Set exercise
Copy out all of the entries below word for word, keeping every line as it stands.
..........
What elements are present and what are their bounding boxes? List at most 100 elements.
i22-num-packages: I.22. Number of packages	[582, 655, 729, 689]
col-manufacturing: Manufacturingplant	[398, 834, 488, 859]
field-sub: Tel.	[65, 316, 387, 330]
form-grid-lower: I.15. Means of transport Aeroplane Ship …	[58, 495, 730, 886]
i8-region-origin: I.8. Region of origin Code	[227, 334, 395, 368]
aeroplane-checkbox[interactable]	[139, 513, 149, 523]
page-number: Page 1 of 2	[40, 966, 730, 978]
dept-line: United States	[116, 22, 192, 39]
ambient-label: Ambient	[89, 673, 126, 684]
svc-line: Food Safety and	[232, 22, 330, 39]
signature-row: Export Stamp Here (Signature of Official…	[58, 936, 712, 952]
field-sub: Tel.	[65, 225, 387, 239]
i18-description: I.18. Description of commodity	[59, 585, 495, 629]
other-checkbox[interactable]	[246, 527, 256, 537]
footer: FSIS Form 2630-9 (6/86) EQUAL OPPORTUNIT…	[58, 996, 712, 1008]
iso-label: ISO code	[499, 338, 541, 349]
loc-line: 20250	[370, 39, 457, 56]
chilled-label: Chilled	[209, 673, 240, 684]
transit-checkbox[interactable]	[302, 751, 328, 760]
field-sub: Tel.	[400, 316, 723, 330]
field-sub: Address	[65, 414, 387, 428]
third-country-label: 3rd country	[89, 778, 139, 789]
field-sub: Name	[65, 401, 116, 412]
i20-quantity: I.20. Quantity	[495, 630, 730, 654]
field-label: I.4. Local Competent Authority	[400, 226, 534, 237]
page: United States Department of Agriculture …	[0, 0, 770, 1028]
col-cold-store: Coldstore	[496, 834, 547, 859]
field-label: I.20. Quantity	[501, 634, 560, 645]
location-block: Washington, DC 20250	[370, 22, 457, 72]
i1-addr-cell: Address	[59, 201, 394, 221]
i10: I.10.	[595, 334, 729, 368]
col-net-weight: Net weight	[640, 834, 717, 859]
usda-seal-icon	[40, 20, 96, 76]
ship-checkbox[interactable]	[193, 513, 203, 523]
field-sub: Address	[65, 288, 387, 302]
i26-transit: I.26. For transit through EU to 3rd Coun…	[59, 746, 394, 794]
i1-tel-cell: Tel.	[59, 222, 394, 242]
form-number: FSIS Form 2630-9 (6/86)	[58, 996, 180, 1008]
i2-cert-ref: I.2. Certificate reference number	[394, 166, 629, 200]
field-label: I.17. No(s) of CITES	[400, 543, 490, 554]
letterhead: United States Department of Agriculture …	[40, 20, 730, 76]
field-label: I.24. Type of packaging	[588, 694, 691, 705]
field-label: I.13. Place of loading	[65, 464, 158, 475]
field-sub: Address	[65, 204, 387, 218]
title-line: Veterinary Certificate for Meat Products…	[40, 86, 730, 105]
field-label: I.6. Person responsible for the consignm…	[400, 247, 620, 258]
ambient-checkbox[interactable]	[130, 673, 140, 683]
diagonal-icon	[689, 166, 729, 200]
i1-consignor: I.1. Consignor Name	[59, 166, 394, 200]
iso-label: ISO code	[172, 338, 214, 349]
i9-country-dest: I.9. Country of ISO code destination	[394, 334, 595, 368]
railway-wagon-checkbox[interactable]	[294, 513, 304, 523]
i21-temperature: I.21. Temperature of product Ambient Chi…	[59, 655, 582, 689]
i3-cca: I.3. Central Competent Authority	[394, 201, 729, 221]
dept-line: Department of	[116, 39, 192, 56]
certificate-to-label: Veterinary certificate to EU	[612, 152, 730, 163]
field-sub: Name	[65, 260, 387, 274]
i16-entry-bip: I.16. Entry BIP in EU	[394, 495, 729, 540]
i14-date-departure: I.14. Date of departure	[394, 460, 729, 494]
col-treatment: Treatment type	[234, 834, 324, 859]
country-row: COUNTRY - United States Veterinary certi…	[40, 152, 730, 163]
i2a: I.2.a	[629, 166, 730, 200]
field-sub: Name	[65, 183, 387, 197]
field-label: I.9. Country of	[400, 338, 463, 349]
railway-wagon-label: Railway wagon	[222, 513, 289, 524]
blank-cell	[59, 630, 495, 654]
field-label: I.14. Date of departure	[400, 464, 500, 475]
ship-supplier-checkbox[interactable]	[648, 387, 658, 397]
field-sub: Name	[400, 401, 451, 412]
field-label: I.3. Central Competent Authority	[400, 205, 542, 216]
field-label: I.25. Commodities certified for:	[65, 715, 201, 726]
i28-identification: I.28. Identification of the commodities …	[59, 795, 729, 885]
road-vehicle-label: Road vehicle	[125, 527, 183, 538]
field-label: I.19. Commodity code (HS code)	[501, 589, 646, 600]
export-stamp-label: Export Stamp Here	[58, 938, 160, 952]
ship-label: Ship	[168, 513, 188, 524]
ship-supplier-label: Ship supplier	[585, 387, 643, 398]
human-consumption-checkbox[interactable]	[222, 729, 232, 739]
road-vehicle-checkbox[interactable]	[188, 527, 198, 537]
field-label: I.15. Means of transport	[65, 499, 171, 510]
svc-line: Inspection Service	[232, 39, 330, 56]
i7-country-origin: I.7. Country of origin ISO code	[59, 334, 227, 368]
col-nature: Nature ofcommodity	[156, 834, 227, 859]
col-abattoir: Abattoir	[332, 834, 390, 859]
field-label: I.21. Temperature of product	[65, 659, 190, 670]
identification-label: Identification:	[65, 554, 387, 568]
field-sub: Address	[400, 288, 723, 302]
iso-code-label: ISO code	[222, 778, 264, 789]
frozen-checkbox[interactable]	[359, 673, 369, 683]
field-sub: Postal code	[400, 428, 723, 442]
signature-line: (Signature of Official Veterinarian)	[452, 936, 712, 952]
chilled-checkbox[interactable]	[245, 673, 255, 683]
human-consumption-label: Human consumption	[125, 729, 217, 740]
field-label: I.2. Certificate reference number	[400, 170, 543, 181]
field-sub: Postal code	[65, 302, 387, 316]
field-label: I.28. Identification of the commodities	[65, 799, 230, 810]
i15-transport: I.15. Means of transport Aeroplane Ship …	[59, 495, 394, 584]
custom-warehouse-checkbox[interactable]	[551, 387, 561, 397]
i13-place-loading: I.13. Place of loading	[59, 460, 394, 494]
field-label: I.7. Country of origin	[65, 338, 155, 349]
..........
Result below
What elements are present and what are their bounding boxes? List at most 100 elements.
i22-num-packages: I.22. Number of packages	[582, 655, 729, 689]
col-manufacturing: Manufacturingplant	[398, 834, 488, 859]
field-sub: Tel.	[65, 316, 387, 330]
form-grid-lower: I.15. Means of transport Aeroplane Ship …	[58, 495, 730, 886]
i8-region-origin: I.8. Region of origin Code	[227, 334, 395, 368]
aeroplane-checkbox[interactable]	[139, 513, 149, 523]
page-number: Page 1 of 2	[40, 966, 730, 978]
dept-line: United States	[116, 22, 192, 39]
ambient-label: Ambient	[89, 673, 126, 684]
svc-line: Food Safety and	[232, 22, 330, 39]
signature-row: Export Stamp Here (Signature of Official…	[58, 936, 712, 952]
field-sub: Tel.	[65, 225, 387, 239]
i18-description: I.18. Description of commodity	[59, 585, 495, 629]
other-checkbox[interactable]	[246, 527, 256, 537]
footer: FSIS Form 2630-9 (6/86) EQUAL OPPORTUNIT…	[58, 996, 712, 1008]
iso-label: ISO code	[499, 338, 541, 349]
loc-line: 20250	[370, 39, 457, 56]
chilled-label: Chilled	[209, 673, 240, 684]
transit-checkbox[interactable]	[302, 751, 328, 760]
field-sub: Tel.	[400, 316, 723, 330]
field-sub: Address	[65, 414, 387, 428]
third-country-label: 3rd country	[89, 778, 139, 789]
field-sub: Name	[65, 401, 116, 412]
i20-quantity: I.20. Quantity	[495, 630, 730, 654]
field-label: I.4. Local Competent Authority	[400, 226, 534, 237]
page: United States Department of Agriculture …	[0, 0, 770, 1028]
col-cold-store: Coldstore	[496, 834, 547, 859]
field-label: I.20. Quantity	[501, 634, 560, 645]
location-block: Washington, DC 20250	[370, 22, 457, 72]
i1-addr-cell: Address	[59, 201, 394, 221]
i10: I.10.	[595, 334, 729, 368]
col-net-weight: Net weight	[640, 834, 717, 859]
usda-seal-icon	[40, 20, 96, 76]
ship-checkbox[interactable]	[193, 513, 203, 523]
field-sub: Address	[65, 288, 387, 302]
i26-transit: I.26. For transit through EU to 3rd Coun…	[59, 746, 394, 794]
i1-tel-cell: Tel.	[59, 222, 394, 242]
form-number: FSIS Form 2630-9 (6/86)	[58, 996, 180, 1008]
i2-cert-ref: I.2. Certificate reference number	[394, 166, 629, 200]
field-label: I.17. No(s) of CITES	[400, 543, 490, 554]
letterhead: United States Department of Agriculture …	[40, 20, 730, 76]
field-label: I.24. Type of packaging	[588, 694, 691, 705]
field-label: I.13. Place of loading	[65, 464, 158, 475]
field-sub: Address	[65, 204, 387, 218]
title-line: Veterinary Certificate for Meat Products…	[40, 86, 730, 105]
field-label: I.6. Person responsible for the consignm…	[400, 247, 620, 258]
ambient-checkbox[interactable]	[130, 673, 140, 683]
diagonal-icon	[689, 166, 729, 200]
i1-consignor: I.1. Consignor Name	[59, 166, 394, 200]
iso-label: ISO code	[172, 338, 214, 349]
i9-country-dest: I.9. Country of ISO code destination	[394, 334, 595, 368]
railway-wagon-checkbox[interactable]	[294, 513, 304, 523]
i21-temperature: I.21. Temperature of product Ambient Chi…	[59, 655, 582, 689]
i3-cca: I.3. Central Competent Authority	[394, 201, 729, 221]
dept-line: Department of	[116, 39, 192, 56]
certificate-to-label: Veterinary certificate to EU	[612, 152, 730, 163]
field-sub: Name	[65, 260, 387, 274]
i16-entry-bip: I.16. Entry BIP in EU	[394, 495, 729, 540]
i14-date-departure: I.14. Date of departure	[394, 460, 729, 494]
col-treatment: Treatment type	[234, 834, 324, 859]
country-row: COUNTRY - United States Veterinary certi…	[40, 152, 730, 163]
i2a: I.2.a	[629, 166, 730, 200]
field-sub: Name	[65, 183, 387, 197]
field-label: I.9. Country of	[400, 338, 463, 349]
railway-wagon-label: Railway wagon	[222, 513, 289, 524]
blank-cell	[59, 630, 495, 654]
field-label: I.14. Date of departure	[400, 464, 500, 475]
ship-supplier-checkbox[interactable]	[648, 387, 658, 397]
field-sub: Name	[400, 401, 451, 412]
field-label: I.3. Central Competent Authority	[400, 205, 542, 216]
field-label: I.25. Commodities certified for:	[65, 715, 201, 726]
i28-identification: I.28. Identification of the commodities …	[59, 795, 729, 885]
road-vehicle-label: Road vehicle	[125, 527, 183, 538]
field-label: I.19. Commodity code (HS code)	[501, 589, 646, 600]
export-stamp-label: Export Stamp Here	[58, 938, 160, 952]
ship-label: Ship	[168, 513, 188, 524]
ship-supplier-label: Ship supplier	[585, 387, 643, 398]
human-consumption-checkbox[interactable]	[222, 729, 232, 739]
road-vehicle-checkbox[interactable]	[188, 527, 198, 537]
field-label: I.15. Means of transport	[65, 499, 171, 510]
svc-line: Inspection Service	[232, 39, 330, 56]
i7-country-origin: I.7. Country of origin ISO code	[59, 334, 227, 368]
col-nature: Nature ofcommodity	[156, 834, 227, 859]
col-abattoir: Abattoir	[332, 834, 390, 859]
field-label: I.21. Temperature of product	[65, 659, 190, 670]
identification-label: Identification:	[65, 554, 387, 568]
field-sub: Address	[400, 288, 723, 302]
iso-code-label: ISO code	[222, 778, 264, 789]
frozen-checkbox[interactable]	[359, 673, 369, 683]
field-sub: Postal code	[400, 428, 723, 442]
signature-line: (Signature of Official Veterinarian)	[452, 936, 712, 952]
chilled-checkbox[interactable]	[245, 673, 255, 683]
human-consumption-label: Human consumption	[125, 729, 217, 740]
field-label: I.2. Certificate reference number	[400, 170, 543, 181]
field-sub: Postal code	[65, 302, 387, 316]
field-label: I.28. Identification of the commodities	[65, 799, 230, 810]
i15-transport: I.15. Means of transport Aeroplane Ship …	[59, 495, 394, 584]
custom-warehouse-checkbox[interactable]	[551, 387, 561, 397]
i13-place-loading: I.13. Place of loading	[59, 460, 394, 494]
field-label: I.7. Country of origin	[65, 338, 155, 349]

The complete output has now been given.